§ **DATA SUPPLIED**

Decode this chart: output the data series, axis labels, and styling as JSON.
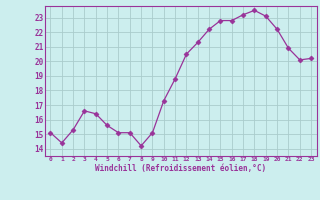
{
  "x": [
    0,
    1,
    2,
    3,
    4,
    5,
    6,
    7,
    8,
    9,
    10,
    11,
    12,
    13,
    14,
    15,
    16,
    17,
    18,
    19,
    20,
    21,
    22,
    23
  ],
  "y": [
    15.1,
    14.4,
    15.3,
    16.6,
    16.4,
    15.6,
    15.1,
    15.1,
    14.2,
    15.1,
    17.3,
    18.8,
    20.5,
    21.3,
    22.2,
    22.8,
    22.8,
    23.2,
    23.5,
    23.1,
    22.2,
    20.9,
    20.1,
    20.2
  ],
  "line_color": "#993399",
  "marker": "D",
  "marker_size": 2.5,
  "bg_color": "#cceeee",
  "grid_color": "#aacccc",
  "xlabel": "Windchill (Refroidissement éolien,°C)",
  "ylabel_ticks": [
    14,
    15,
    16,
    17,
    18,
    19,
    20,
    21,
    22,
    23
  ],
  "xlim": [
    -0.5,
    23.5
  ],
  "ylim": [
    13.5,
    23.8
  ],
  "tick_color": "#993399",
  "label_color": "#993399",
  "spine_color": "#993399"
}
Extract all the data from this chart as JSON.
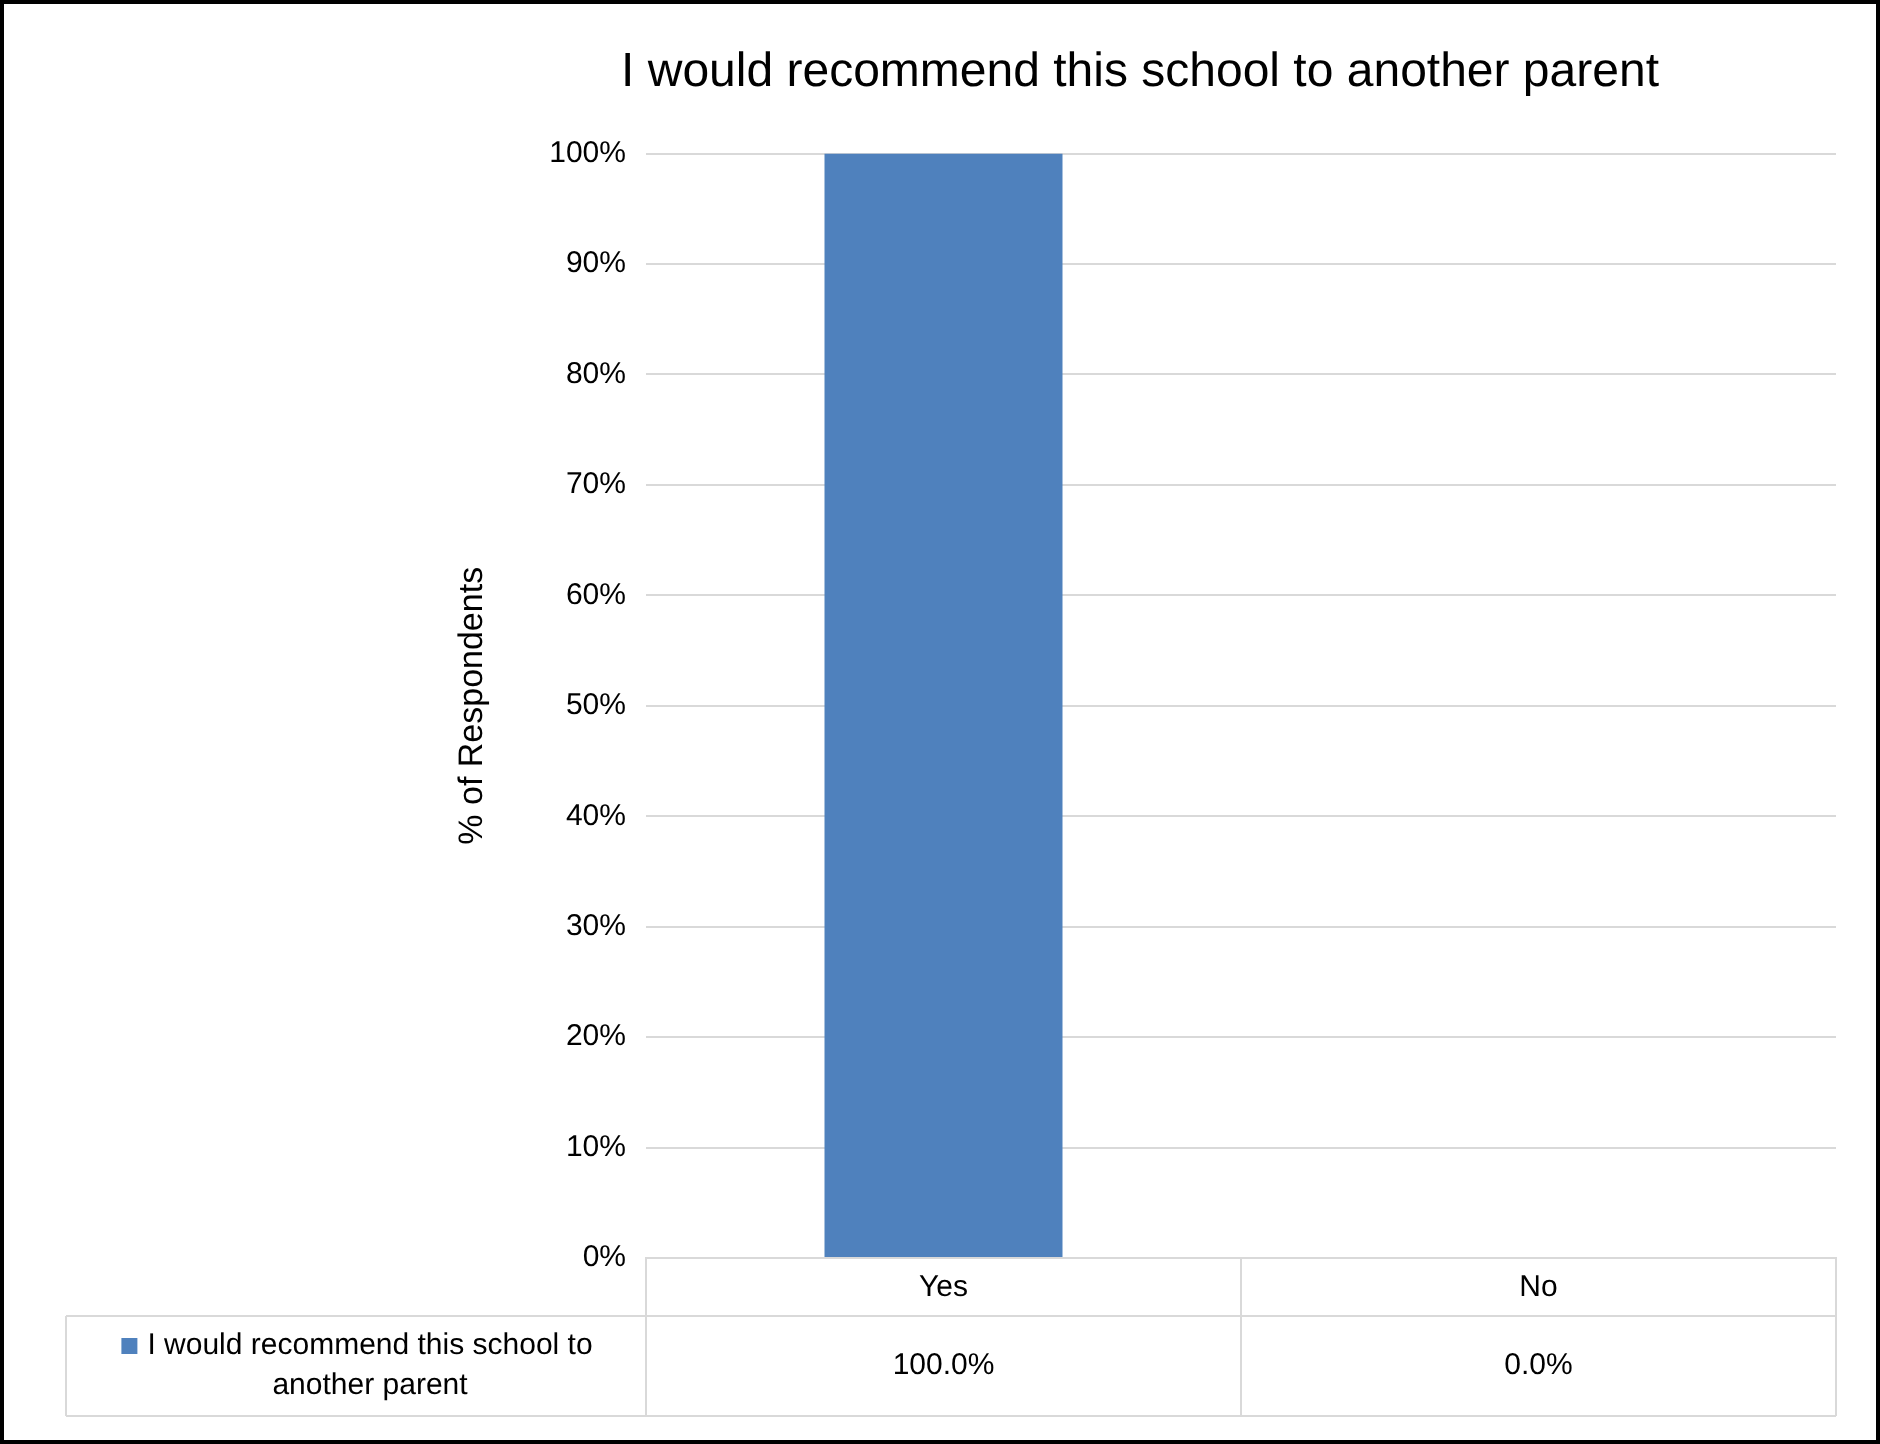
{
  "chart_data": {
    "type": "bar",
    "title": "I would recommend this school to another parent",
    "ylabel": "% of Respondents",
    "categories": [
      "Yes",
      "No"
    ],
    "series": [
      {
        "name": "I would recommend this school to another parent",
        "color": "#4f81bd",
        "values": [
          100,
          0
        ],
        "value_labels": [
          "100.0%",
          "0.0%"
        ]
      }
    ],
    "ylim": [
      0,
      100
    ],
    "yticks": [
      {
        "value": 0,
        "label": "0%"
      },
      {
        "value": 10,
        "label": "10%"
      },
      {
        "value": 20,
        "label": "20%"
      },
      {
        "value": 30,
        "label": "30%"
      },
      {
        "value": 40,
        "label": "40%"
      },
      {
        "value": 50,
        "label": "50%"
      },
      {
        "value": 60,
        "label": "60%"
      },
      {
        "value": 70,
        "label": "70%"
      },
      {
        "value": 80,
        "label": "80%"
      },
      {
        "value": 90,
        "label": "90%"
      },
      {
        "value": 100,
        "label": "100%"
      }
    ],
    "grid": "y"
  }
}
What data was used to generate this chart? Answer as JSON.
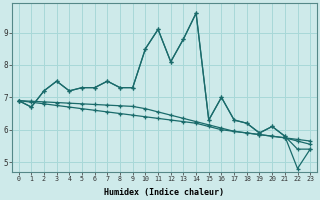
{
  "xlabel": "Humidex (Indice chaleur)",
  "bg_color": "#ceeaea",
  "line_color": "#1a6b6b",
  "grid_color": "#a8d8d8",
  "xlim": [
    -0.5,
    23.5
  ],
  "ylim": [
    4.7,
    9.9
  ],
  "xticks": [
    0,
    1,
    2,
    3,
    4,
    5,
    6,
    7,
    8,
    9,
    10,
    11,
    12,
    13,
    14,
    15,
    16,
    17,
    18,
    19,
    20,
    21,
    22,
    23
  ],
  "yticks": [
    5,
    6,
    7,
    8,
    9
  ],
  "series": [
    [
      6.9,
      6.7,
      7.2,
      7.5,
      7.2,
      7.3,
      7.3,
      7.5,
      7.3,
      7.3,
      8.5,
      9.1,
      8.1,
      8.8,
      9.6,
      6.3,
      7.0,
      6.3,
      6.2,
      5.9,
      6.1,
      5.8,
      5.4,
      5.4
    ],
    [
      6.9,
      6.7,
      7.2,
      7.5,
      7.2,
      7.3,
      7.3,
      7.5,
      7.3,
      7.3,
      8.5,
      9.1,
      8.1,
      8.8,
      9.6,
      6.3,
      7.0,
      6.3,
      6.2,
      5.9,
      6.1,
      5.8,
      4.8,
      5.4
    ],
    [
      6.9,
      6.85,
      6.8,
      6.75,
      6.7,
      6.65,
      6.6,
      6.55,
      6.5,
      6.45,
      6.4,
      6.35,
      6.3,
      6.25,
      6.2,
      6.1,
      6.0,
      5.95,
      5.9,
      5.85,
      5.8,
      5.75,
      5.7,
      5.65
    ],
    [
      6.9,
      6.88,
      6.86,
      6.84,
      6.82,
      6.8,
      6.78,
      6.76,
      6.74,
      6.72,
      6.65,
      6.55,
      6.45,
      6.35,
      6.25,
      6.15,
      6.05,
      5.95,
      5.9,
      5.85,
      5.8,
      5.75,
      5.65,
      5.55
    ]
  ]
}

§ **WHAT IS REQUIRED**
Quote every line word for word and keep the images out of the copy.

§ **FULL OUTPUT**
Decode this chart: output the data series, axis labels, and styling as JSON.
{
  "x": [
    0,
    1,
    2,
    3,
    4,
    5,
    6,
    7,
    8,
    9,
    10,
    11,
    12,
    13,
    14,
    15,
    16,
    17,
    18,
    19,
    20,
    21,
    22,
    23
  ],
  "y": [
    15.1,
    14.4,
    15.3,
    16.6,
    16.4,
    15.6,
    15.1,
    15.1,
    14.2,
    15.1,
    17.3,
    18.8,
    20.5,
    21.3,
    22.2,
    22.8,
    22.8,
    23.2,
    23.5,
    23.1,
    22.2,
    20.9,
    20.1,
    20.2
  ],
  "line_color": "#993399",
  "marker": "D",
  "marker_size": 2.5,
  "bg_color": "#cceeee",
  "grid_color": "#aacccc",
  "xlabel": "Windchill (Refroidissement éolien,°C)",
  "ylabel_ticks": [
    14,
    15,
    16,
    17,
    18,
    19,
    20,
    21,
    22,
    23
  ],
  "xlim": [
    -0.5,
    23.5
  ],
  "ylim": [
    13.5,
    23.8
  ],
  "tick_color": "#993399",
  "label_color": "#993399",
  "spine_color": "#993399"
}
Extract all the data from this chart as JSON.
{
  "chart_data": {
    "type": "bar",
    "title": "I would recommend this school to another parent",
    "ylabel": "% of Respondents",
    "categories": [
      "Yes",
      "No"
    ],
    "series": [
      {
        "name": "I would recommend this school to another parent",
        "color": "#4f81bd",
        "values": [
          100,
          0
        ],
        "value_labels": [
          "100.0%",
          "0.0%"
        ]
      }
    ],
    "ylim": [
      0,
      100
    ],
    "yticks": [
      {
        "value": 0,
        "label": "0%"
      },
      {
        "value": 10,
        "label": "10%"
      },
      {
        "value": 20,
        "label": "20%"
      },
      {
        "value": 30,
        "label": "30%"
      },
      {
        "value": 40,
        "label": "40%"
      },
      {
        "value": 50,
        "label": "50%"
      },
      {
        "value": 60,
        "label": "60%"
      },
      {
        "value": 70,
        "label": "70%"
      },
      {
        "value": 80,
        "label": "80%"
      },
      {
        "value": 90,
        "label": "90%"
      },
      {
        "value": 100,
        "label": "100%"
      }
    ],
    "grid": "y"
  }
}
What data was used to generate this chart? Answer as JSON.
{
  "xlabel": "Humidex (Indice chaleur)",
  "bg_color": "#ceeaea",
  "line_color": "#1a6b6b",
  "grid_color": "#a8d8d8",
  "xlim": [
    -0.5,
    23.5
  ],
  "ylim": [
    4.7,
    9.9
  ],
  "xticks": [
    0,
    1,
    2,
    3,
    4,
    5,
    6,
    7,
    8,
    9,
    10,
    11,
    12,
    13,
    14,
    15,
    16,
    17,
    18,
    19,
    20,
    21,
    22,
    23
  ],
  "yticks": [
    5,
    6,
    7,
    8,
    9
  ],
  "series": [
    [
      6.9,
      6.7,
      7.2,
      7.5,
      7.2,
      7.3,
      7.3,
      7.5,
      7.3,
      7.3,
      8.5,
      9.1,
      8.1,
      8.8,
      9.6,
      6.3,
      7.0,
      6.3,
      6.2,
      5.9,
      6.1,
      5.8,
      5.4,
      5.4
    ],
    [
      6.9,
      6.7,
      7.2,
      7.5,
      7.2,
      7.3,
      7.3,
      7.5,
      7.3,
      7.3,
      8.5,
      9.1,
      8.1,
      8.8,
      9.6,
      6.3,
      7.0,
      6.3,
      6.2,
      5.9,
      6.1,
      5.8,
      4.8,
      5.4
    ],
    [
      6.9,
      6.85,
      6.8,
      6.75,
      6.7,
      6.65,
      6.6,
      6.55,
      6.5,
      6.45,
      6.4,
      6.35,
      6.3,
      6.25,
      6.2,
      6.1,
      6.0,
      5.95,
      5.9,
      5.85,
      5.8,
      5.75,
      5.7,
      5.65
    ],
    [
      6.9,
      6.88,
      6.86,
      6.84,
      6.82,
      6.8,
      6.78,
      6.76,
      6.74,
      6.72,
      6.65,
      6.55,
      6.45,
      6.35,
      6.25,
      6.15,
      6.05,
      5.95,
      5.9,
      5.85,
      5.8,
      5.75,
      5.65,
      5.55
    ]
  ]
}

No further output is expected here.